## Start Entries supplied

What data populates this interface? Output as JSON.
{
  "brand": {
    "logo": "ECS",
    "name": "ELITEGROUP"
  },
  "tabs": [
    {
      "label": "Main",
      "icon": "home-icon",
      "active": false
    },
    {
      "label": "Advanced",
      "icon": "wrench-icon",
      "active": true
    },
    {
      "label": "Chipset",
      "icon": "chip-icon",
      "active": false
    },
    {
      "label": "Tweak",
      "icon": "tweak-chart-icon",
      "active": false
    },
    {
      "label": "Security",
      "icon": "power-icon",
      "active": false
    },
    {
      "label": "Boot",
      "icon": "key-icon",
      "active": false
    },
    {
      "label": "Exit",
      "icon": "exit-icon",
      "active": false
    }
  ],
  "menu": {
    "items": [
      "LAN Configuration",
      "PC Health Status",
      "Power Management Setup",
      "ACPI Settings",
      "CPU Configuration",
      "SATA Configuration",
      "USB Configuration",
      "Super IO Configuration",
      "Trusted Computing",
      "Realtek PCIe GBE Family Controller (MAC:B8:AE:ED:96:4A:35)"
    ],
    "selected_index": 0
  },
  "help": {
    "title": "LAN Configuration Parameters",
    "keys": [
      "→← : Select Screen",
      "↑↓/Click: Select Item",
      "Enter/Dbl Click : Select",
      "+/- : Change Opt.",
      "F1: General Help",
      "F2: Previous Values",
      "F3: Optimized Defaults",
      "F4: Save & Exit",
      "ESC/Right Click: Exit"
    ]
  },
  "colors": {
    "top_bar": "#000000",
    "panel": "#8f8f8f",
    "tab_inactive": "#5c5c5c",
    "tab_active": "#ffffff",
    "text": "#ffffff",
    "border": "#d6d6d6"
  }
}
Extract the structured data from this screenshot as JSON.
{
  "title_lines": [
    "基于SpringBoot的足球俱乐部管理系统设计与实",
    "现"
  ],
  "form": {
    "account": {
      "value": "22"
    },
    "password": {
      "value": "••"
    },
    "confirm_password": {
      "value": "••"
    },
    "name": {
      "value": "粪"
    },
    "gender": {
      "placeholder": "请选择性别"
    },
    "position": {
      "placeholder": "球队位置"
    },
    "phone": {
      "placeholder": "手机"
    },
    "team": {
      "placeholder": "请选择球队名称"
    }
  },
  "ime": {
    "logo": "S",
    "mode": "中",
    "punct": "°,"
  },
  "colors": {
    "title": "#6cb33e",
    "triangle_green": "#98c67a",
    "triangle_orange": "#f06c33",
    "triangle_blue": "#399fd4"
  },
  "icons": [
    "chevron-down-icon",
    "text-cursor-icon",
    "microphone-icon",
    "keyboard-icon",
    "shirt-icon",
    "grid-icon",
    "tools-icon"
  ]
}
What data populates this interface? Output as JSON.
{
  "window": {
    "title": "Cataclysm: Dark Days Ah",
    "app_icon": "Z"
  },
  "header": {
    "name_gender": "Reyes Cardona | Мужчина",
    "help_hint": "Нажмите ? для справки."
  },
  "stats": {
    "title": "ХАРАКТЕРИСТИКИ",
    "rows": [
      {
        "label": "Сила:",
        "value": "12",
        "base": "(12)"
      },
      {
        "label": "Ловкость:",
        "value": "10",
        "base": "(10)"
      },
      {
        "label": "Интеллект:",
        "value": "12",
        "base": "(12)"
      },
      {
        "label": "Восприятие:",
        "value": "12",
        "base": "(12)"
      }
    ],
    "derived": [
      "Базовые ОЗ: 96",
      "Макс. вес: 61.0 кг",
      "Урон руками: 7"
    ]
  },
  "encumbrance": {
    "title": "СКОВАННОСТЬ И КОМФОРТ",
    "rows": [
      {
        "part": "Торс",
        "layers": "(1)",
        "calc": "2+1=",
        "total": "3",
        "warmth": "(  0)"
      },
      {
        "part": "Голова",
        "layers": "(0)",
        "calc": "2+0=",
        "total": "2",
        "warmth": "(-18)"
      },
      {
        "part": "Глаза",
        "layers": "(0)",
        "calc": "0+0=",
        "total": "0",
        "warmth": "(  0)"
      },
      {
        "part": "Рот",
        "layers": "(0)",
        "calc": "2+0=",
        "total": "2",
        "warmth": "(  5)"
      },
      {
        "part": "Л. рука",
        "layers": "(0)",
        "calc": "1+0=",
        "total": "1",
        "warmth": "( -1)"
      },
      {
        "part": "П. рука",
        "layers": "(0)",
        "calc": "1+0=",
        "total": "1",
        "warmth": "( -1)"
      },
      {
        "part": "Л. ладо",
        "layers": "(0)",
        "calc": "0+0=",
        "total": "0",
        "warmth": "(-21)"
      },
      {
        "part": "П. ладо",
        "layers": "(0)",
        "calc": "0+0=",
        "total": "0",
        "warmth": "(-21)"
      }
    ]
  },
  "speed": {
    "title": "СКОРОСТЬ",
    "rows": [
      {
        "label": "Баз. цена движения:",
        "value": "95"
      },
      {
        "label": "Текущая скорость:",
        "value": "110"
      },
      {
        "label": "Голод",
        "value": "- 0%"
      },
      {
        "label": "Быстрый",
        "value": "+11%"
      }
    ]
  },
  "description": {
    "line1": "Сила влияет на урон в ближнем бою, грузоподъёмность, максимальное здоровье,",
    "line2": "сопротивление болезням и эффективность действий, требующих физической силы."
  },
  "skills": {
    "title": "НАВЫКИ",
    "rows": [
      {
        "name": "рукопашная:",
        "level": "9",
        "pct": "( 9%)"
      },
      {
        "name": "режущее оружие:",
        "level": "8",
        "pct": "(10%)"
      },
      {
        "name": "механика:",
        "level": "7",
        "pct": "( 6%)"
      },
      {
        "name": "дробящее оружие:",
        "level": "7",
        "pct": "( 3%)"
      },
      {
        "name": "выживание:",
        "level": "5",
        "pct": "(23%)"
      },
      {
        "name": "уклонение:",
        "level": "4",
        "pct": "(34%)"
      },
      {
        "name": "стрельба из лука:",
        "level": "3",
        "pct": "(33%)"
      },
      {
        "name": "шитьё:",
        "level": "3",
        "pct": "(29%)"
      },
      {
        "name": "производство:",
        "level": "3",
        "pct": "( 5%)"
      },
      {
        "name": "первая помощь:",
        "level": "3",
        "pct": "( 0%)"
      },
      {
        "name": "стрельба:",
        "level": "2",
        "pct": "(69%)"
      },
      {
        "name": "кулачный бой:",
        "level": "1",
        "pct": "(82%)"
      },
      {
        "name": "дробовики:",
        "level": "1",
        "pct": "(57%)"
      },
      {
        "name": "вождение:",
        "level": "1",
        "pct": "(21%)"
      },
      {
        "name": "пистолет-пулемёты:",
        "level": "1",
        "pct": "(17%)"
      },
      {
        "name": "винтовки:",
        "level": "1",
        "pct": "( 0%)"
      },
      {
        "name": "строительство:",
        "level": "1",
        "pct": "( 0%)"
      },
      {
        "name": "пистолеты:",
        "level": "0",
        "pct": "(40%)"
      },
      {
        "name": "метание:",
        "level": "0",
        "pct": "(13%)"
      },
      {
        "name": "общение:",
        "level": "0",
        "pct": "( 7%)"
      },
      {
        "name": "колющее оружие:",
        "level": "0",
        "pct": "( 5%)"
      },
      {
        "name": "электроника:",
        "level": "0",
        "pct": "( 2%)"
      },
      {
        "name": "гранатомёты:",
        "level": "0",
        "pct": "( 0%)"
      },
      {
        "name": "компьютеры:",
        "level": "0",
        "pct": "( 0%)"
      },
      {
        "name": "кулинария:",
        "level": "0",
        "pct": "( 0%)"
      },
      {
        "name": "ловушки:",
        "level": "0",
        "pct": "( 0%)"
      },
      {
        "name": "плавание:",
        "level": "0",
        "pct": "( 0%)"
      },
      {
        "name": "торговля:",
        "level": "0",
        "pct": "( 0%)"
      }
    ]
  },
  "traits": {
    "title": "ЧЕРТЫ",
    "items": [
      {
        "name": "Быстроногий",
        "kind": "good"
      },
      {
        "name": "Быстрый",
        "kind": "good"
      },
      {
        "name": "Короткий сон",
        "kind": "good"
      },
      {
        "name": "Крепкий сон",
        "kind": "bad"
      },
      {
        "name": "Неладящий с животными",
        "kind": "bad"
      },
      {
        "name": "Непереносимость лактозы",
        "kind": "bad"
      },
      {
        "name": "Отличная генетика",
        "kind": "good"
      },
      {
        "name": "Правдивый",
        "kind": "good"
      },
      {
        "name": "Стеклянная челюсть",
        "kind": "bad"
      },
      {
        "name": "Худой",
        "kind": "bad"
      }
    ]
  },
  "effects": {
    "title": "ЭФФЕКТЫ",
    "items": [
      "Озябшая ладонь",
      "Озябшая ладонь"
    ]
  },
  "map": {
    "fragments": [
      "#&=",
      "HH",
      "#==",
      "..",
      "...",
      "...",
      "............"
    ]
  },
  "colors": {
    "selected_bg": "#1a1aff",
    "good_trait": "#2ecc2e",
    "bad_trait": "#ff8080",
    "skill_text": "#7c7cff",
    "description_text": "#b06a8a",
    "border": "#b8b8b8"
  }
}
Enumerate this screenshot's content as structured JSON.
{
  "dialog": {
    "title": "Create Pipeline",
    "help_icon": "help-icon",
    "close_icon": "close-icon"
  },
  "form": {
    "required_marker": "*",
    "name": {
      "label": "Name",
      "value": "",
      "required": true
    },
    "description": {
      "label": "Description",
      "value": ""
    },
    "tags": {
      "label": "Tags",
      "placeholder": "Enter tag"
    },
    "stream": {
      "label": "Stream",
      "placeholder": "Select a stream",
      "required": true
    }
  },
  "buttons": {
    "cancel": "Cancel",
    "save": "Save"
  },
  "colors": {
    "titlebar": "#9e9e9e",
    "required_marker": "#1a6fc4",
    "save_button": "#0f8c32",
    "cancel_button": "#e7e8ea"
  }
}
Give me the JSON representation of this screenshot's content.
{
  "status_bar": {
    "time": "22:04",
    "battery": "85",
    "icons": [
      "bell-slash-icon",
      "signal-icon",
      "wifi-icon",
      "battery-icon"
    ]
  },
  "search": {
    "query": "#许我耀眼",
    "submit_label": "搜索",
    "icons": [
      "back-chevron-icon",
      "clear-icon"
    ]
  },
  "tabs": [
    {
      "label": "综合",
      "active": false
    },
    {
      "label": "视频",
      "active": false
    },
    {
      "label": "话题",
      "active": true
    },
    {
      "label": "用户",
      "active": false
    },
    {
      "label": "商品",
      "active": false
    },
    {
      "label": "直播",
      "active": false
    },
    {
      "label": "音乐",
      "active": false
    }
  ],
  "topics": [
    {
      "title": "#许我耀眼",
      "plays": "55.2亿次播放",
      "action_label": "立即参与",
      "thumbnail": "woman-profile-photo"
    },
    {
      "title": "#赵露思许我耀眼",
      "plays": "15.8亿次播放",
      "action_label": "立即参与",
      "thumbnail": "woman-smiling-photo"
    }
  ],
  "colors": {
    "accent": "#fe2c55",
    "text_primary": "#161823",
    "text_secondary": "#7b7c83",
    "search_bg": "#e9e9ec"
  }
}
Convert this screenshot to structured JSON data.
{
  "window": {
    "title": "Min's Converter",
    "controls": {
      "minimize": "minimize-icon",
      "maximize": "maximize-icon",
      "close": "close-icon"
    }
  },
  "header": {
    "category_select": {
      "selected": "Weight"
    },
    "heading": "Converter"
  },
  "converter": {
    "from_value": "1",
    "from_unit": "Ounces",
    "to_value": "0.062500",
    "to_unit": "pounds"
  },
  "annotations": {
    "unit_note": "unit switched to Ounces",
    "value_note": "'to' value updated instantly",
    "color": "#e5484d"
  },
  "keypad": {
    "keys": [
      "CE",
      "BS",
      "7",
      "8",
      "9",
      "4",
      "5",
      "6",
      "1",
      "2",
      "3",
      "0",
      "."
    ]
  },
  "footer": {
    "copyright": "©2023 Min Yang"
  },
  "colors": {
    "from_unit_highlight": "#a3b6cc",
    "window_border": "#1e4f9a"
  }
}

## End Entries supplied

→ Short task
Show the lines that mention the word "data".

→ Solution below
What data populates this interface? Output as JSON.
Extract the structured data from this screenshot as JSON.
What data populates this interface? Output as JSON.
Convert this screenshot to structured JSON data.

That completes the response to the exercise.